- [Consigne a] Modifiez les enregistrements depuis le début jusqu'à la ligne contenant « Text: Berkeley Earth: Berkeley », celle-ci comprise, en remplaçant « Station Move » par « Station Relocation ». Tout le reste doit rester identique.

- [Extrait choisi]
----

Hommage à ce petit quelque chose qui nous fait nous sentir nous-même au travail
28 sept. 2021
6min
Photographe chez Welcome to the Jungle
Journaliste - Welcome to the Jungle
Dans un épisode de la sitcom “How I met your mother”, Marshall, un avocat ayant renoncé à ses valeurs écolo pour rejoindre une multinationale peu scrupuleuse, explique que sa vieille voiture, une Fiero, est une des seules choses qui, au travail, l’aide à se souvenir qui il est réellement. Perdu dans le corporatisme, il a besoin de ce “grigri” pour ne pas se perdre de vue.
Sans tomber dans cet extrême, nous avons tous un “petit quelque chose” qui nous fait nous sentir bien au travail. Ou plus précisément, qui nous rappelle une version de nous-même qui nous plaît. Qu’il s’agisse d’un objet, d’une passion, d’une manière de se présenter au monde, on s’y accroche fermement pour ne jamais avoir la sensation de se fondre dans notre environnement pro. Ça vous parle ? Quatre salariés nous présentent leur Fiero à eux.

----

- [Entrée]
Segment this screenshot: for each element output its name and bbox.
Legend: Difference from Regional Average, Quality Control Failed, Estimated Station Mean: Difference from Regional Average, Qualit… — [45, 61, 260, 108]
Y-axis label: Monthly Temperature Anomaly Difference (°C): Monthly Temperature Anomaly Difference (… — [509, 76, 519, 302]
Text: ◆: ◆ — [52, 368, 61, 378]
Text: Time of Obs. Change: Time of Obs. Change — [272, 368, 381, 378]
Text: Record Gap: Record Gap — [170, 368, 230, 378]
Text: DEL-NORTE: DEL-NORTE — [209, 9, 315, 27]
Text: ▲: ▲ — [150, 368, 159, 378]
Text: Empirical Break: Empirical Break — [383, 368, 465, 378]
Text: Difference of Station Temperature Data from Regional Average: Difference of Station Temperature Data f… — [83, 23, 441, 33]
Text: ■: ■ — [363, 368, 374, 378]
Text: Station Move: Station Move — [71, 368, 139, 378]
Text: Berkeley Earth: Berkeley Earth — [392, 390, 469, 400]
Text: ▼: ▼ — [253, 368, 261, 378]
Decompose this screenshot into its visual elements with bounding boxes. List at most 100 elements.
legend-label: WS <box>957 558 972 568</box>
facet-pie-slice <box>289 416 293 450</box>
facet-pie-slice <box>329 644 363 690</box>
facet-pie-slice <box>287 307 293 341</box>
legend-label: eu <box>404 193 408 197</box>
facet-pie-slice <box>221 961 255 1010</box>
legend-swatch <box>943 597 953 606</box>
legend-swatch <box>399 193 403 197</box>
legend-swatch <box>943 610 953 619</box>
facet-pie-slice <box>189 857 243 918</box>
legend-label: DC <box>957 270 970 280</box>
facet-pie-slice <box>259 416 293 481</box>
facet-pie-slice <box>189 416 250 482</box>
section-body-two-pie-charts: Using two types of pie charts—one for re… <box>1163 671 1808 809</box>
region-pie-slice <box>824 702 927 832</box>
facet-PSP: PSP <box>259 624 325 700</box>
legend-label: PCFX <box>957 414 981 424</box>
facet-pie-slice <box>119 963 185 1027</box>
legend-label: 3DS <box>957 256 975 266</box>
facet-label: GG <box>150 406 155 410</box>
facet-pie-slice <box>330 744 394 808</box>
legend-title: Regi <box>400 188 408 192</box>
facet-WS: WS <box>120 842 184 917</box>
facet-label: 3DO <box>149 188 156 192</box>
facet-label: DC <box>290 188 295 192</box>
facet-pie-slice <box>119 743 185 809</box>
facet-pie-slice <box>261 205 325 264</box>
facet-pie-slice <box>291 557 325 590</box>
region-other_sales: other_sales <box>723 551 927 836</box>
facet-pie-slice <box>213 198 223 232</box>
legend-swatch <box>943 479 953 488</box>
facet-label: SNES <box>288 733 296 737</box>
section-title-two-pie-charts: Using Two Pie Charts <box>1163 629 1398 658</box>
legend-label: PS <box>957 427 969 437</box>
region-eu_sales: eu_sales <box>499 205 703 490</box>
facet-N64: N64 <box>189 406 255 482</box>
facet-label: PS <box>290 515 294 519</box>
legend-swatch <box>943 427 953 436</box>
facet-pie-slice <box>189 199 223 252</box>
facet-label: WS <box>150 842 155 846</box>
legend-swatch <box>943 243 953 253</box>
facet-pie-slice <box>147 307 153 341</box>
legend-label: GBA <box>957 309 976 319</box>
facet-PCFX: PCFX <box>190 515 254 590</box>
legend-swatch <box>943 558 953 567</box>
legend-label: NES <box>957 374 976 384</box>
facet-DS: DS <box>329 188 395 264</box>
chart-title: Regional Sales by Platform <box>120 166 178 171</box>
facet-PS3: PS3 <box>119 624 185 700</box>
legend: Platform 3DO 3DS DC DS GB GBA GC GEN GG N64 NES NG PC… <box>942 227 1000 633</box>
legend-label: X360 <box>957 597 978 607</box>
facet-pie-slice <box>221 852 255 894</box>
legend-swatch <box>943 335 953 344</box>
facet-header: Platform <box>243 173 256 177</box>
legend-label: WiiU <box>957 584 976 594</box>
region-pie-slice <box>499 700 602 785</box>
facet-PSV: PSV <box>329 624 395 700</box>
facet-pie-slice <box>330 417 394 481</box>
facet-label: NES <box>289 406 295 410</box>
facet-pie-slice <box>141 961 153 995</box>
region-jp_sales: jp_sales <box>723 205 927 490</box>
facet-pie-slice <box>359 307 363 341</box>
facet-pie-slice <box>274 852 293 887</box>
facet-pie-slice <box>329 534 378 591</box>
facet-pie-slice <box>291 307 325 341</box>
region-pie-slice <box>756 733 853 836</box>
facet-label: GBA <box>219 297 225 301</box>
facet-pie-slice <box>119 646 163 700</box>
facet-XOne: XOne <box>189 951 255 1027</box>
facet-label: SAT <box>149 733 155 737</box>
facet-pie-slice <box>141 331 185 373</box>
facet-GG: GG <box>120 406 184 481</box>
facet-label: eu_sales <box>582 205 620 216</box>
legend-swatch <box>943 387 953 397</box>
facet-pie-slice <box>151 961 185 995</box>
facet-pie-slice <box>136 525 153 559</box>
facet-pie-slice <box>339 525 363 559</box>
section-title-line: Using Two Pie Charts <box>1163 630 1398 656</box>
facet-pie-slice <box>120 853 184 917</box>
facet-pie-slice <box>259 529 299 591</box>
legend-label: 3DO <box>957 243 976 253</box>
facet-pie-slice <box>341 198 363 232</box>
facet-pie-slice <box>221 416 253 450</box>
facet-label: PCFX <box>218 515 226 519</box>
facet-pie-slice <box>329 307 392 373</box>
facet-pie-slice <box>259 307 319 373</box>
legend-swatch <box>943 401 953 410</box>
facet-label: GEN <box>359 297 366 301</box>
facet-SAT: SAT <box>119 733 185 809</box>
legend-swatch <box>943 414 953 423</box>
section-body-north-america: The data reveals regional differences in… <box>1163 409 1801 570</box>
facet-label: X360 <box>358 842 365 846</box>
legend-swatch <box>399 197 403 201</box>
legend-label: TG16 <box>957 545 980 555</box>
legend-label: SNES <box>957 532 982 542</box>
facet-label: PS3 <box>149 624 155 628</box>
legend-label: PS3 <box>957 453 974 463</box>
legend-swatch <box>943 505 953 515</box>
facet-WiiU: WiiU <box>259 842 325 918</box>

----

- [Consigne b] Dites si chacune de ces affirmations est conforme à l'article sur le « petit quelque chose » au travail, et justifiez par les mots exacts du texte : (i) Marshall exerce le métier d'avocat ; (ii) cinq salariés présentent leur Fiero ; (iii) la vieille voiture de Marshall est une Fiero.

- [Corrigé a]
Segment this screenshot: for each element output its name and bbox.
Legend: Difference from Regional Average, Quality Control Failed, Estimated Station Mean: Difference from Regional Average, Qualit… — [45, 61, 260, 108]
Y-axis label: Monthly Temperature Anomaly Difference (°C): Monthly Temperature Anomaly Difference (… — [509, 76, 519, 302]
Text: ◆: ◆ — [52, 368, 61, 378]
Text: Time of Obs. Change: Time of Obs. Change — [272, 368, 381, 378]
Text: Record Gap: Record Gap — [170, 368, 230, 378]
Text: DEL-NORTE: DEL-NORTE — [209, 9, 315, 27]
Text: ▲: ▲ — [150, 368, 159, 378]
Text: Empirical Break: Empirical Break — [383, 368, 465, 378]
Text: Difference of Station Temperature Data from Regional Average: Difference of Station Temperature Data f… — [83, 23, 441, 33]
Text: ■: ■ — [363, 368, 374, 378]
Text: Station Relocation: Station Relocation — [71, 368, 139, 378]
Text: Berkeley Earth: Berkeley Earth — [392, 390, 469, 400]

- [Corrigé b]
(i) Oui : « Marshall, un avocat ayant renoncé à ses valeurs écolo ».
(ii) Non : « Quatre salariés nous présentent leur Fiero à eux. »
(iii) Oui : « sa vieille voiture, une Fiero ».